→ **Given records**
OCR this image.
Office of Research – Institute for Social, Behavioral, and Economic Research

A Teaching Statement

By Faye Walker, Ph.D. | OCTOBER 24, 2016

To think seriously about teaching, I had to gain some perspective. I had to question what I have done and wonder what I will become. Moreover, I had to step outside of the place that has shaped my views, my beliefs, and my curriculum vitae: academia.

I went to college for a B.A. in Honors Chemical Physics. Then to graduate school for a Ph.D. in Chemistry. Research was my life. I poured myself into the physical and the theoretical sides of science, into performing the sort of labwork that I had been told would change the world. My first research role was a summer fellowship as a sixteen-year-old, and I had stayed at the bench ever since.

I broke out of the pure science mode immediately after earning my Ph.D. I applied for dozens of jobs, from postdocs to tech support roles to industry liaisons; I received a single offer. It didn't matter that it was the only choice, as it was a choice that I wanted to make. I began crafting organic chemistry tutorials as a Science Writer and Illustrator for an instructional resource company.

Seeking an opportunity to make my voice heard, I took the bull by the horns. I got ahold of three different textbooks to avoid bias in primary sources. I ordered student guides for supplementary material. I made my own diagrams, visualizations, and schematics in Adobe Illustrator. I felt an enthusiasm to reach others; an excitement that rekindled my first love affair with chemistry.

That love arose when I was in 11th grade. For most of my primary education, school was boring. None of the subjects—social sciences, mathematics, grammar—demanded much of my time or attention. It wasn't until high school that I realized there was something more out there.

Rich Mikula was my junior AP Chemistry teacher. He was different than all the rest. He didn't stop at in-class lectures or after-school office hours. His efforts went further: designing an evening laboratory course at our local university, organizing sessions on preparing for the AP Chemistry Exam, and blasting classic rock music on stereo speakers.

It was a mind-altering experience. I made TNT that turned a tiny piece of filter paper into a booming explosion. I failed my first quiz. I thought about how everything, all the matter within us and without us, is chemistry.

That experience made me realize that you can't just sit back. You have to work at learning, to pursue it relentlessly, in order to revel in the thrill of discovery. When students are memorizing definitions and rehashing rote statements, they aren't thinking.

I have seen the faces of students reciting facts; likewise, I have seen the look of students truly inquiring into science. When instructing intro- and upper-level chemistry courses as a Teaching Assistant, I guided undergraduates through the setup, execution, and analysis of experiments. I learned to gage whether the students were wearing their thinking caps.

→ **Problem requirements**
From the listing above, extract every line exactly as it stands.

→ **Full response**
OCR this image.
Office of Research – Institute for Social, Behavioral, and Economic Research

A Teaching Statement

By Faye Walker, Ph.D. | OCTOBER 24, 2016

To think seriously about teaching, I had to gain some perspective. I had to question what I have done and wonder what I will become. Moreover, I had to step outside of the place that has shaped my views, my beliefs, and my curriculum vitae: academia.

I went to college for a B.A. in Honors Chemical Physics. Then to graduate school for a Ph.D. in Chemistry. Research was my life. I poured myself into the physical and the theoretical sides of science, into performing the sort of labwork that I had been told would change the world. My first research role was a summer fellowship as a sixteen-year-old, and I had stayed at the bench ever since.

I broke out of the pure science mode immediately after earning my Ph.D. I applied for dozens of jobs, from postdocs to tech support roles to industry liaisons; I received a single offer. It didn't matter that it was the only choice, as it was a choice that I wanted to make. I began crafting organic chemistry tutorials as a Science Writer and Illustrator for an instructional resource company.

Seeking an opportunity to make my voice heard, I took the bull by the horns. I got ahold of three different textbooks to avoid bias in primary sources. I ordered student guides for supplementary material. I made my own diagrams, visualizations, and schematics in Adobe Illustrator. I felt an enthusiasm to reach others; an excitement that rekindled my first love affair with chemistry.

That love arose when I was in 11th grade. For most of my primary education, school was boring. None of the subjects—social sciences, mathematics, grammar—demanded much of my time or attention. It wasn't until high school that I realized there was something more out there.

Rich Mikula was my junior AP Chemistry teacher. He was different than all the rest. He didn't stop at in-class lectures or after-school office hours. His efforts went further: designing an evening laboratory course at our local university, organizing sessions on preparing for the AP Chemistry Exam, and blasting classic rock music on stereo speakers.

It was a mind-altering experience. I made TNT that turned a tiny piece of filter paper into a booming explosion. I failed my first quiz. I thought about how everything, all the matter within us and without us, is chemistry.

That experience made me realize that you can't just sit back. You have to work at learning, to pursue it relentlessly, in order to revel in the thrill of discovery. When students are memorizing definitions and rehashing rote statements, they aren't thinking.

I have seen the faces of students reciting facts; likewise, I have seen the look of students truly inquiring into science. When instructing intro- and upper-level chemistry courses as a Teaching Assistant, I guided undergraduates through the setup, execution, and analysis of experiments. I learned to gage whether the students were wearing their thinking caps.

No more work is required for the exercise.